:: Material provided ::

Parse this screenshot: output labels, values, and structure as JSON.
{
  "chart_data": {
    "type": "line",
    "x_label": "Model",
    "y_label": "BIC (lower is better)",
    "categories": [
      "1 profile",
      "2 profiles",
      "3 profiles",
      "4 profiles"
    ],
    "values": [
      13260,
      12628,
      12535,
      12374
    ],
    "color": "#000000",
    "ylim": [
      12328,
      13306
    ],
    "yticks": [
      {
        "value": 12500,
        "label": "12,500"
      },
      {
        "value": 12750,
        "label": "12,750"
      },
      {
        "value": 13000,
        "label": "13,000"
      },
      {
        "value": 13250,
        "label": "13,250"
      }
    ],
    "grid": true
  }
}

:::
:: Material provided ::

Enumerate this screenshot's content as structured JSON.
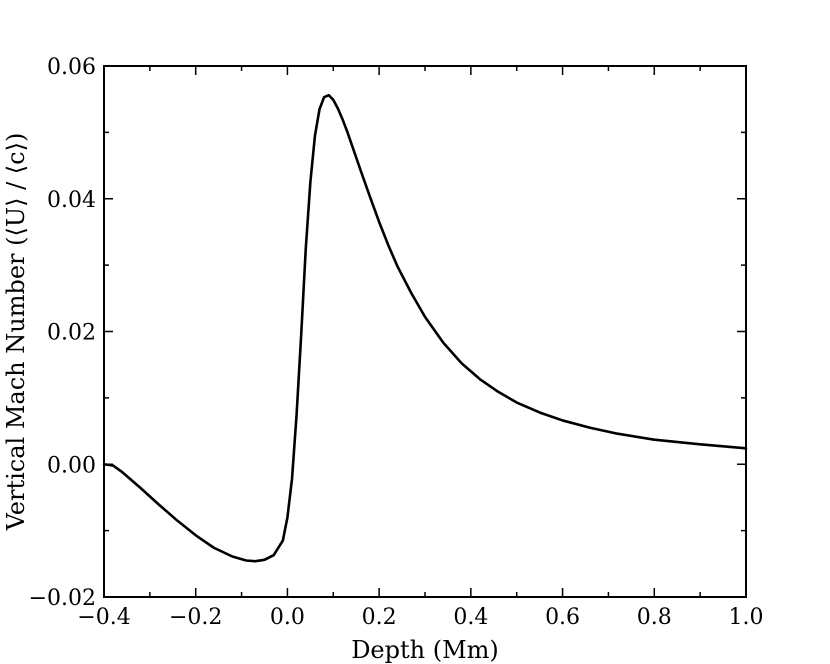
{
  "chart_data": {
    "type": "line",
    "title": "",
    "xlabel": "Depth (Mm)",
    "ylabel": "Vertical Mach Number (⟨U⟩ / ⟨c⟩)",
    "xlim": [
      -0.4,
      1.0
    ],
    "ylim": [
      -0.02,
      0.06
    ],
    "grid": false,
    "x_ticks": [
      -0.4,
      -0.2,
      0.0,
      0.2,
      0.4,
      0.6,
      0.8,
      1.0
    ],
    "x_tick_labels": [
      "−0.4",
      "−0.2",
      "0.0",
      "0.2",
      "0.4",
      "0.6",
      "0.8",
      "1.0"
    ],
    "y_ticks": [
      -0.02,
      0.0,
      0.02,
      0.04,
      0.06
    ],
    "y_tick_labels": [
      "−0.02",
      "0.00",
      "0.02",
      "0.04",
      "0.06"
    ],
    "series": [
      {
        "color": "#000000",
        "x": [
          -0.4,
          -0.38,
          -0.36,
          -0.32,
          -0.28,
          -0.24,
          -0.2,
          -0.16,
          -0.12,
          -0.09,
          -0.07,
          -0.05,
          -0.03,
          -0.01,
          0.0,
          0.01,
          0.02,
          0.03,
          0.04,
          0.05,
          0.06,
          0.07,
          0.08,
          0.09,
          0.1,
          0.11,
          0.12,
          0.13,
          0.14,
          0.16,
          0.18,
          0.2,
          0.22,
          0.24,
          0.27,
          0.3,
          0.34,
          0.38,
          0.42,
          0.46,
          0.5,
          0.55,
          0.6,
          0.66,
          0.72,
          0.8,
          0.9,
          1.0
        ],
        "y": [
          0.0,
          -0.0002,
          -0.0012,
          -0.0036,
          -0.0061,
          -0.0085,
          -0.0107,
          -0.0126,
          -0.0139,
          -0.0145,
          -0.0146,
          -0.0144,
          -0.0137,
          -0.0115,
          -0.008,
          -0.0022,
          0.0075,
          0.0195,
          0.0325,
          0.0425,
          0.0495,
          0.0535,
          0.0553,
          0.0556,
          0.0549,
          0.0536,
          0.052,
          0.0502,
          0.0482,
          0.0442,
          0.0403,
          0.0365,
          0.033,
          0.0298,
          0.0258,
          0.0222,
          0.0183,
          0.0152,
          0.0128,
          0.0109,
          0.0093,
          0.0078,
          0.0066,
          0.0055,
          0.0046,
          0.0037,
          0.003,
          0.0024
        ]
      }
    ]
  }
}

:::

Go through the data above and find the lines with the word "JSON". Copy each of those lines.

Exercise output -
Parse this screenshot: output labels, values, and structure as JSON.
Enumerate this screenshot's content as structured JSON.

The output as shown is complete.